STATED EXERCISE:
Type out the material below exactly.

┌─ DATASET RECORDS

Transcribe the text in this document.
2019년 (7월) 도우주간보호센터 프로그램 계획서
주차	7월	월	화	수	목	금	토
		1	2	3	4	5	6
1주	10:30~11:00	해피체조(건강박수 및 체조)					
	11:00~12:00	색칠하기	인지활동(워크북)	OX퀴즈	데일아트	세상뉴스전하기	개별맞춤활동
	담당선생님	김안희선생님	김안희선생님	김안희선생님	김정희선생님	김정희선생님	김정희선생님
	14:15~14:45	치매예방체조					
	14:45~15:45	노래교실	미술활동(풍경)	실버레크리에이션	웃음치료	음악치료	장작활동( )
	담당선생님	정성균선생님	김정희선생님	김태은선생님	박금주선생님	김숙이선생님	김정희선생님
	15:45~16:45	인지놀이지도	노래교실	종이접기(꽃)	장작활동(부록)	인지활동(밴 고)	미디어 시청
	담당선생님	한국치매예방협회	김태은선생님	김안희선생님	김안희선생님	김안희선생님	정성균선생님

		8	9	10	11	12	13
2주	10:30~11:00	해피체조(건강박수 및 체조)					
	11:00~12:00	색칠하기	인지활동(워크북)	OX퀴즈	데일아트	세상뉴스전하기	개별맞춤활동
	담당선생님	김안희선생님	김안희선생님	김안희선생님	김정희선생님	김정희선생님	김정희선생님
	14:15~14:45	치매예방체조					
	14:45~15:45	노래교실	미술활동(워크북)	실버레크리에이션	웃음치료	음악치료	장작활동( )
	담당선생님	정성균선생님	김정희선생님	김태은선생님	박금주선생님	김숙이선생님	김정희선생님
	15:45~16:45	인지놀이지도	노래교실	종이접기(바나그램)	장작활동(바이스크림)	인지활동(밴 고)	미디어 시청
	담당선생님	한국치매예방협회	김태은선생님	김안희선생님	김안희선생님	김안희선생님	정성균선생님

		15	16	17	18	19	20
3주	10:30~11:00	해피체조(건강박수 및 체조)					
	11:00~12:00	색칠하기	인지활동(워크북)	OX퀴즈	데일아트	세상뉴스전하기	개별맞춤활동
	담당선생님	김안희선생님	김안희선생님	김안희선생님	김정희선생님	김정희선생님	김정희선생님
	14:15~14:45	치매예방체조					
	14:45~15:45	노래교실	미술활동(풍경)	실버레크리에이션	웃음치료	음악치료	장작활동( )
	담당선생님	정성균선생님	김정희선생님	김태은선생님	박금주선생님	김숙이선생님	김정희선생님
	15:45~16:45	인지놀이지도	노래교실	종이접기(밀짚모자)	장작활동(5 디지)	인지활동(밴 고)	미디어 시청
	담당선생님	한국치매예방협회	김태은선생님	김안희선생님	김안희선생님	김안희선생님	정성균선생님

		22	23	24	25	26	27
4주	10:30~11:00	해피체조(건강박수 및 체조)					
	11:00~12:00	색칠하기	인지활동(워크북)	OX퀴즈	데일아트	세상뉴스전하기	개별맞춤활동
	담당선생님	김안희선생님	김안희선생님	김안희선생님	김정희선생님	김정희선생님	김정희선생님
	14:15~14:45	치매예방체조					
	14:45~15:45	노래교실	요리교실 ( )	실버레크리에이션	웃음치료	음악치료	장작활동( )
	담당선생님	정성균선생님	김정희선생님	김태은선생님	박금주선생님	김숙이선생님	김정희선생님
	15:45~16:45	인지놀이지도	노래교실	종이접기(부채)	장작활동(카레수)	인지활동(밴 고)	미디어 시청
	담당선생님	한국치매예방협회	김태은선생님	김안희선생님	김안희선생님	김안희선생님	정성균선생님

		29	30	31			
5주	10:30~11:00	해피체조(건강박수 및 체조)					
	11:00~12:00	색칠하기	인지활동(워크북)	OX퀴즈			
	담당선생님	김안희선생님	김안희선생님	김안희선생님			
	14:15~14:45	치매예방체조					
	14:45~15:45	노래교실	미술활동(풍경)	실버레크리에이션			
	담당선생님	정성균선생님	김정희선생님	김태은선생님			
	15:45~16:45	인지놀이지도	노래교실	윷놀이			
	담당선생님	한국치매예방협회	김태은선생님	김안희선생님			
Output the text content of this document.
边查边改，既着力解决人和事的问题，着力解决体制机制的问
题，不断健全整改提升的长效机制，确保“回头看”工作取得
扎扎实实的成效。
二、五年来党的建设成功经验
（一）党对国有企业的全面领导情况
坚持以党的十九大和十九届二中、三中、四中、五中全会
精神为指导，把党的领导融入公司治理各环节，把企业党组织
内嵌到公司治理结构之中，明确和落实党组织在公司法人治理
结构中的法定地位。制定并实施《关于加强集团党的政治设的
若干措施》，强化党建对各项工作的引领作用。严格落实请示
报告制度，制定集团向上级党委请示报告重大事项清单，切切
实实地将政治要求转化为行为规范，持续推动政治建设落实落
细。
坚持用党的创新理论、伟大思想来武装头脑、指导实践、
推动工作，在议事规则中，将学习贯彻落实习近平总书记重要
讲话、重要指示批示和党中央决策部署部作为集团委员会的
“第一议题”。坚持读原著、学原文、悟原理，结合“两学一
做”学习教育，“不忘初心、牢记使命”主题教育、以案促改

└─

RESULT OF THE TASK:
Transcribe the text in this document.
2019년 (7월) 도우주간보호센터 프로그램 계획서
주차	7월	월	화	수	목	금	토
		1	2	3	4	5	6
1주	10:30~11:00	해피체조(건강박수 및 체조)					
	11:00~12:00	색칠하기	인지활동(워크북)	OX퀴즈	데일아트	세상뉴스전하기	개별맞춤활동
	담당선생님	김안희선생님	김안희선생님	김안희선생님	김정희선생님	김정희선생님	김정희선생님
	14:15~14:45	치매예방체조					
	14:45~15:45	노래교실	미술활동(풍경)	실버레크리에이션	웃음치료	음악치료	장작활동( )
	담당선생님	정성균선생님	김정희선생님	김태은선생님	박금주선생님	김숙이선생님	김정희선생님
	15:45~16:45	인지놀이지도	노래교실	종이접기(꽃)	장작활동(부록)	인지활동(밴 고)	미디어 시청
	담당선생님	한국치매예방협회	김태은선생님	김안희선생님	김안희선생님	김안희선생님	정성균선생님

		8	9	10	11	12	13
2주	10:30~11:00	해피체조(건강박수 및 체조)					
	11:00~12:00	색칠하기	인지활동(워크북)	OX퀴즈	데일아트	세상뉴스전하기	개별맞춤활동
	담당선생님	김안희선생님	김안희선생님	김안희선생님	김정희선생님	김정희선생님	김정희선생님
	14:15~14:45	치매예방체조					
	14:45~15:45	노래교실	미술활동(워크북)	실버레크리에이션	웃음치료	음악치료	장작활동( )
	담당선생님	정성균선생님	김정희선생님	김태은선생님	박금주선생님	김숙이선생님	김정희선생님
	15:45~16:45	인지놀이지도	노래교실	종이접기(바나그램)	장작활동(바이스크림)	인지활동(밴 고)	미디어 시청
	담당선생님	한국치매예방협회	김태은선생님	김안희선생님	김안희선생님	김안희선생님	정성균선생님

		15	16	17	18	19	20
3주	10:30~11:00	해피체조(건강박수 및 체조)					
	11:00~12:00	색칠하기	인지활동(워크북)	OX퀴즈	데일아트	세상뉴스전하기	개별맞춤활동
	담당선생님	김안희선생님	김안희선생님	김안희선생님	김정희선생님	김정희선생님	김정희선생님
	14:15~14:45	치매예방체조					
	14:45~15:45	노래교실	미술활동(풍경)	실버레크리에이션	웃음치료	음악치료	장작활동( )
	담당선생님	정성균선생님	김정희선생님	김태은선생님	박금주선생님	김숙이선생님	김정희선생님
	15:45~16:45	인지놀이지도	노래교실	종이접기(밀짚모자)	장작활동(5 디지)	인지활동(밴 고)	미디어 시청
	담당선생님	한국치매예방협회	김태은선생님	김안희선생님	김안희선생님	김안희선생님	정성균선생님

		22	23	24	25	26	27
4주	10:30~11:00	해피체조(건강박수 및 체조)					
	11:00~12:00	색칠하기	인지활동(워크북)	OX퀴즈	데일아트	세상뉴스전하기	개별맞춤활동
	담당선생님	김안희선생님	김안희선생님	김안희선생님	김정희선생님	김정희선생님	김정희선생님
	14:15~14:45	치매예방체조					
	14:45~15:45	노래교실	요리교실 ( )	실버레크리에이션	웃음치료	음악치료	장작활동( )
	담당선생님	정성균선생님	김정희선생님	김태은선생님	박금주선생님	김숙이선생님	김정희선생님
	15:45~16:45	인지놀이지도	노래교실	종이접기(부채)	장작활동(카레수)	인지활동(밴 고)	미디어 시청
	담당선생님	한국치매예방협회	김태은선생님	김안희선생님	김안희선생님	김안희선생님	정성균선생님

		29	30	31			
5주	10:30~11:00	해피체조(건강박수 및 체조)					
	11:00~12:00	색칠하기	인지활동(워크북)	OX퀴즈			
	담당선생님	김안희선생님	김안희선생님	김안희선생님			
	14:15~14:45	치매예방체조					
	14:45~15:45	노래교실	미술활동(풍경)	실버레크리에이션			
	담당선생님	정성균선생님	김정희선생님	김태은선생님			
	15:45~16:45	인지놀이지도	노래교실	윷놀이			
	담당선생님	한국치매예방협회	김태은선생님	김안희선생님			
Output the text content of this document.
边查边改，既着力解决人和事的问题，着力解决体制机制的问
题，不断健全整改提升的长效机制，确保“回头看”工作取得
扎扎实实的成效。
二、五年来党的建设成功经验
（一）党对国有企业的全面领导情况
坚持以党的十九大和十九届二中、三中、四中、五中全会
精神为指导，把党的领导融入公司治理各环节，把企业党组织
内嵌到公司治理结构之中，明确和落实党组织在公司法人治理
结构中的法定地位。制定并实施《关于加强集团党的政治设的
若干措施》，强化党建对各项工作的引领作用。严格落实请示
报告制度，制定集团向上级党委请示报告重大事项清单，切切
实实地将政治要求转化为行为规范，持续推动政治建设落实落
细。
坚持用党的创新理论、伟大思想来武装头脑、指导实践、
推动工作，在议事规则中，将学习贯彻落实习近平总书记重要
讲话、重要指示批示和党中央决策部署部作为集团委员会的
“第一议题”。坚持读原著、学原文、悟原理，结合“两学一
做”学习教育，“不忘初心、牢记使命”主题教育、以案促改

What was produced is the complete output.